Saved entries
—————
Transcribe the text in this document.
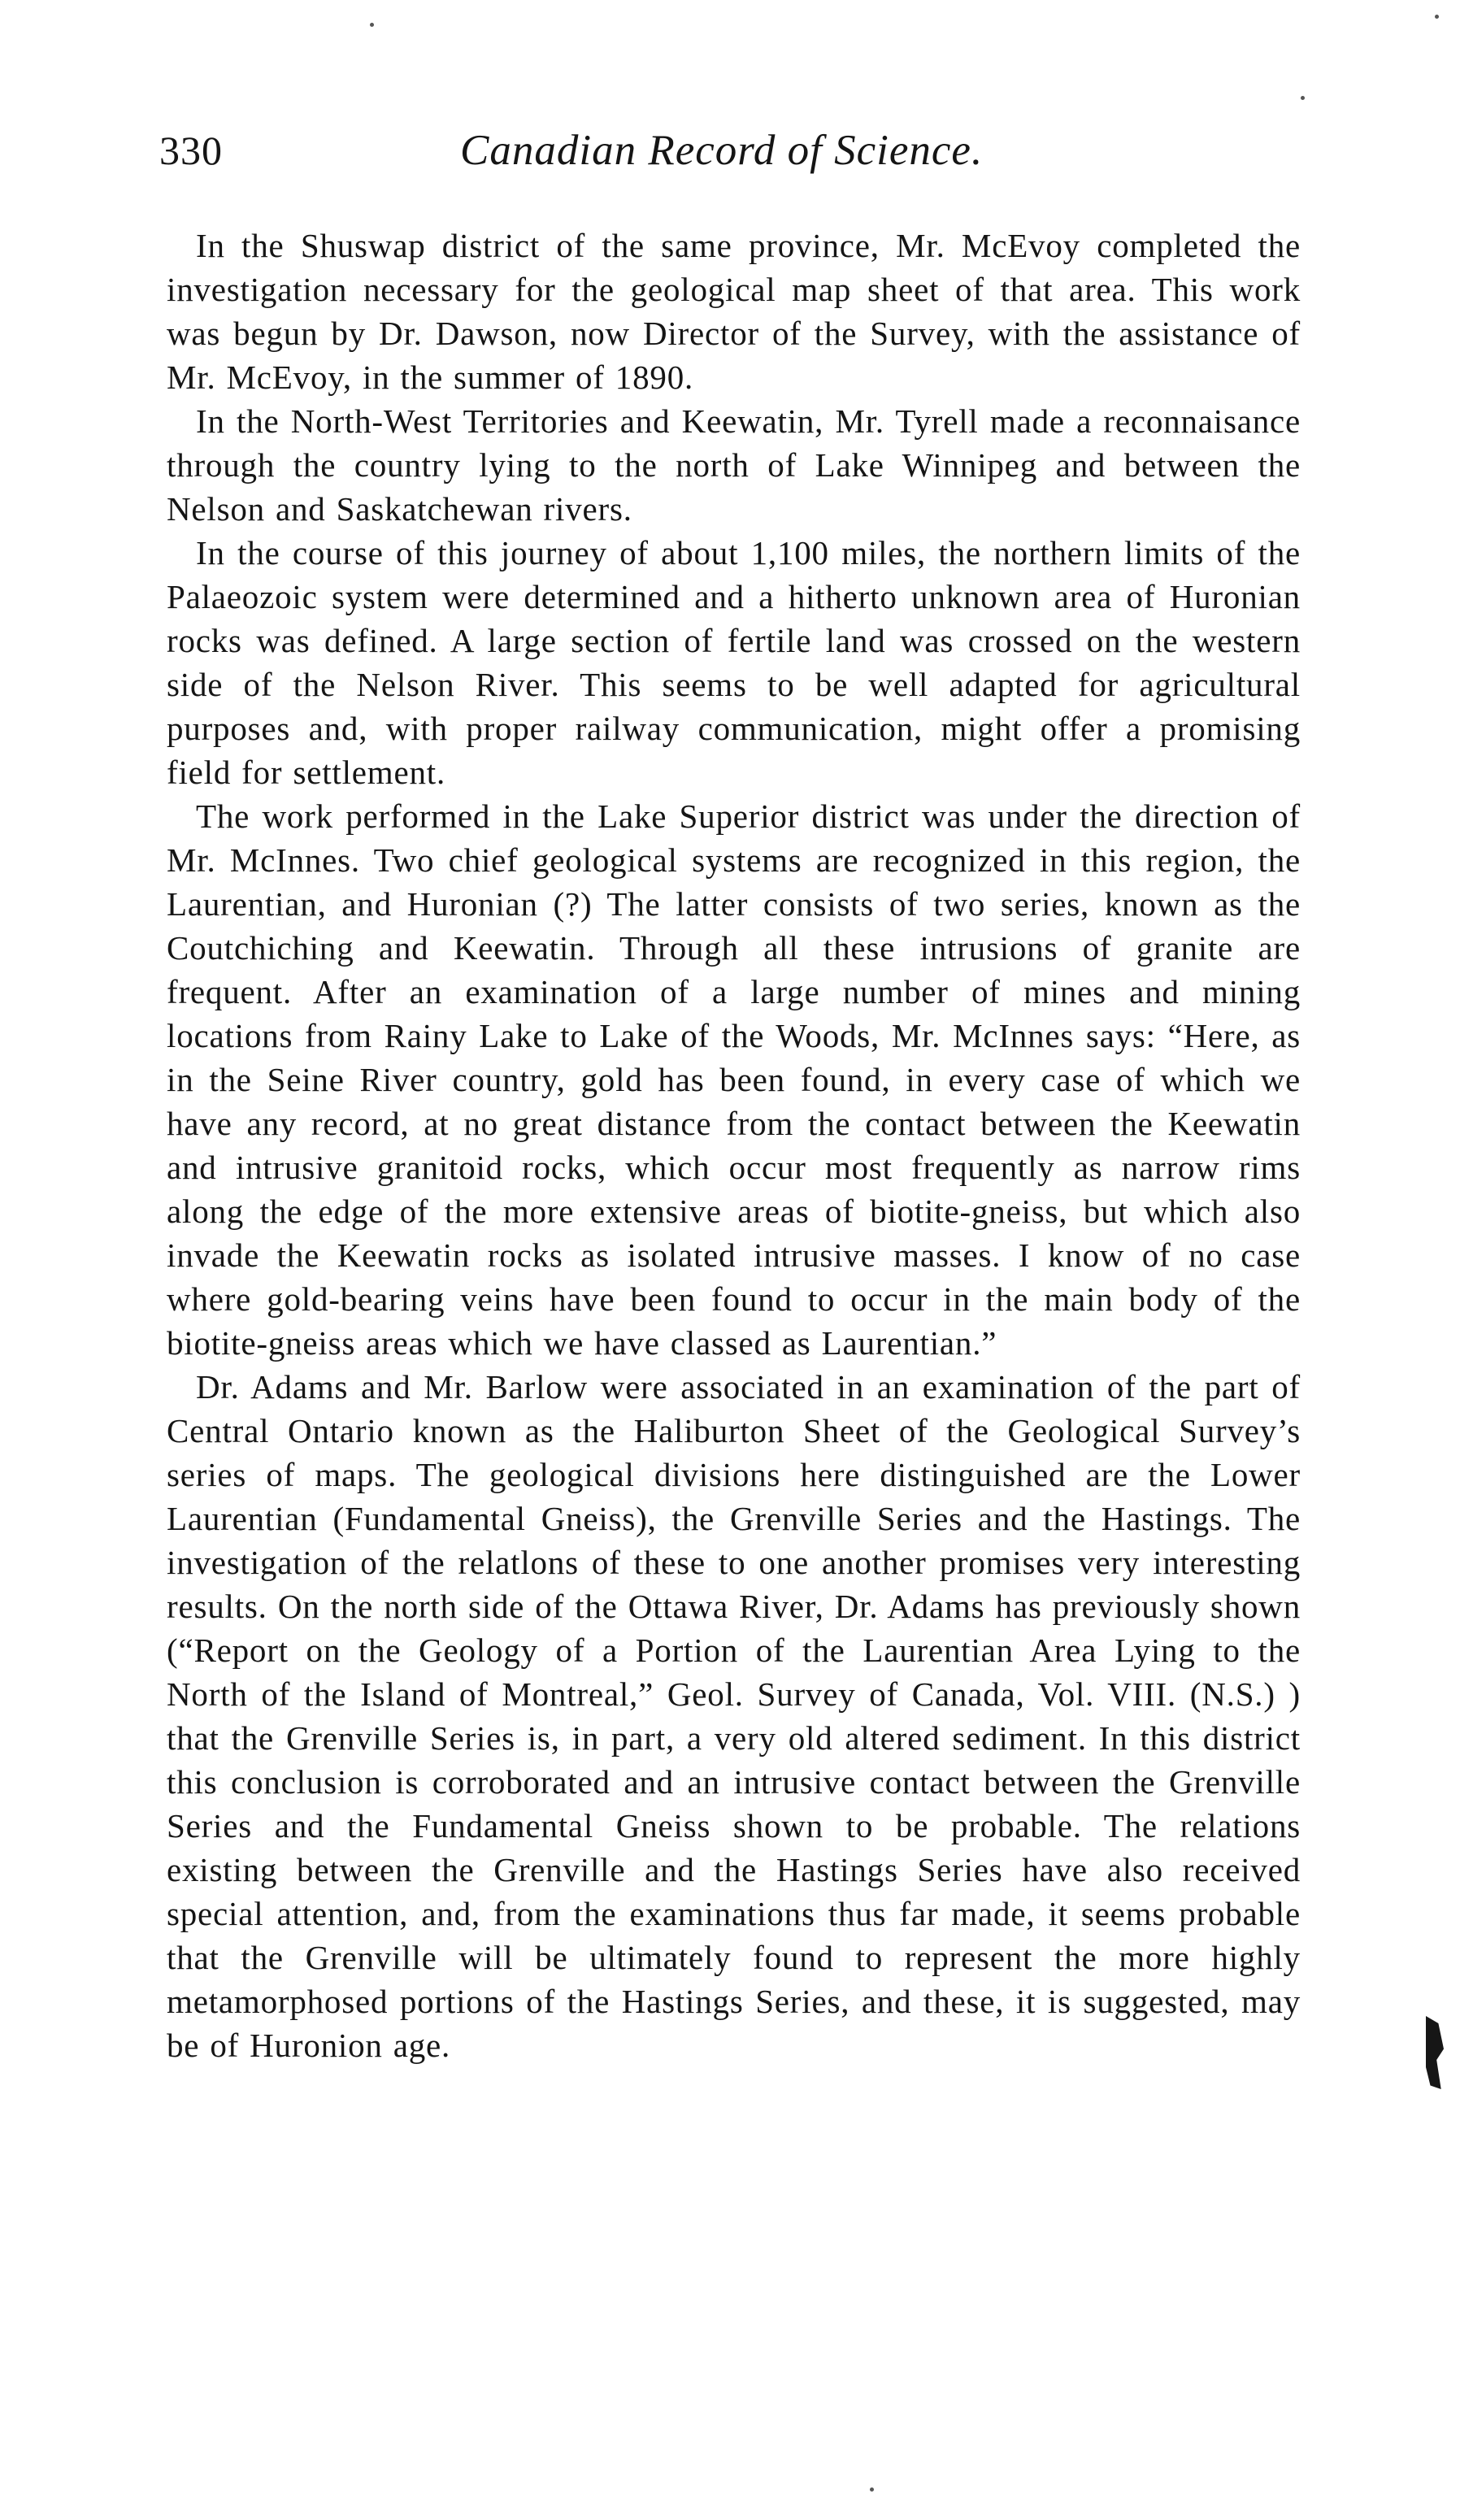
330	Canadian Record of Science.

In the Shuswap district of the same province, Mr. McEvoy completed the investigation necessary for the geological map sheet of that area. This work was begun by Dr. Dawson, now Director of the Survey, with the assistance of Mr. McEvoy, in the summer of 1890.

In the North-West Territories and Keewatin, Mr. Tyrell made a reconnaisance through the country lying to the north of Lake Winnipeg and between the Nelson and Saskatchewan rivers.

In the course of this journey of about 1,100 miles, the northern limits of the Palaeozoic system were determined and a hitherto unknown area of Huronian rocks was defined. A large section of fertile land was crossed on the western side of the Nelson River. This seems to be well adapted for agricultural purposes and, with proper railway communication, might offer a promising field for settlement.

The work performed in the Lake Superior district was under the direction of Mr. McInnes. Two chief geological systems are recognized in this region, the Laurentian, and Huronian (?) The latter consists of two series, known as the Coutchiching and Keewatin. Through all these intrusions of granite are frequent. After an examination of a large number of mines and mining locations from Rainy Lake to Lake of the Woods, Mr. McInnes says: “Here, as in the Seine River country, gold has been found, in every case of which we have any record, at no great distance from the contact between the Keewatin and intrusive granitoid rocks, which occur most frequently as narrow rims along the edge of the more extensive areas of biotite-gneiss, but which also invade the Keewatin rocks as isolated intrusive masses. I know of no case where gold-bearing veins have been found to occur in the main body of the biotite-gneiss areas which we have classed as Laurentian.”

Dr. Adams and Mr. Barlow were associated in an examination of the part of Central Ontario known as the Haliburton Sheet of the Geological Survey’s series of maps. The geological divisions here distinguished are the Lower Laurentian (Fundamental Gneiss), the Grenville Series and the Hastings. The investigation of the relatlons of these to one another promises very interesting results. On the north side of the Ottawa River, Dr. Adams has previously shown (“Report on the Geology of a Portion of the Laurentian Area Lying to the North of the Island of Montreal,” Geol. Survey of Canada, Vol. VIII. (N.S.) ) that the Grenville Series is, in part, a very old altered sediment. In this district this conclusion is corroborated and an intrusive contact between the Grenville Series and the Fundamental Gneiss shown to be probable. The relations existing between the Grenville and the Hastings Series have also received special attention, and, from the examinations thus far made, it seems probable that the Grenville will be ultimately found to represent the more highly metamorphosed portions of the Hastings Series, and these, it is suggested, may be of Huronion age.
—————
Do not copy the pictures, but repeat every line exactly.

▸ REPLY TO THE EXERCISE:
Transcribe the text in this document.
330	Canadian Record of Science.

In the Shuswap district of the same province, Mr. McEvoy completed the investigation necessary for the geological map sheet of that area. This work was begun by Dr. Dawson, now Director of the Survey, with the assistance of Mr. McEvoy, in the summer of 1890.

In the North-West Territories and Keewatin, Mr. Tyrell made a reconnaisance through the country lying to the north of Lake Winnipeg and between the Nelson and Saskatchewan rivers.

In the course of this journey of about 1,100 miles, the northern limits of the Palaeozoic system were determined and a hitherto unknown area of Huronian rocks was defined. A large section of fertile land was crossed on the western side of the Nelson River. This seems to be well adapted for agricultural purposes and, with proper railway communication, might offer a promising field for settlement.

The work performed in the Lake Superior district was under the direction of Mr. McInnes. Two chief geological systems are recognized in this region, the Laurentian, and Huronian (?) The latter consists of two series, known as the Coutchiching and Keewatin. Through all these intrusions of granite are frequent. After an examination of a large number of mines and mining locations from Rainy Lake to Lake of the Woods, Mr. McInnes says: “Here, as in the Seine River country, gold has been found, in every case of which we have any record, at no great distance from the contact between the Keewatin and intrusive granitoid rocks, which occur most frequently as narrow rims along the edge of the more extensive areas of biotite-gneiss, but which also invade the Keewatin rocks as isolated intrusive masses. I know of no case where gold-bearing veins have been found to occur in the main body of the biotite-gneiss areas which we have classed as Laurentian.”

Dr. Adams and Mr. Barlow were associated in an examination of the part of Central Ontario known as the Haliburton Sheet of the Geological Survey’s series of maps. The geological divisions here distinguished are the Lower Laurentian (Fundamental Gneiss), the Grenville Series and the Hastings. The investigation of the relatlons of these to one another promises very interesting results. On the north side of the Ottawa River, Dr. Adams has previously shown (“Report on the Geology of a Portion of the Laurentian Area Lying to the North of the Island of Montreal,” Geol. Survey of Canada, Vol. VIII. (N.S.) ) that the Grenville Series is, in part, a very old altered sediment. In this district this conclusion is corroborated and an intrusive contact between the Grenville Series and the Fundamental Gneiss shown to be probable. The relations existing between the Grenville and the Hastings Series have also received special attention, and, from the examinations thus far made, it seems probable that the Grenville will be ultimately found to represent the more highly metamorphosed portions of the Hastings Series, and these, it is suggested, may be of Huronion age.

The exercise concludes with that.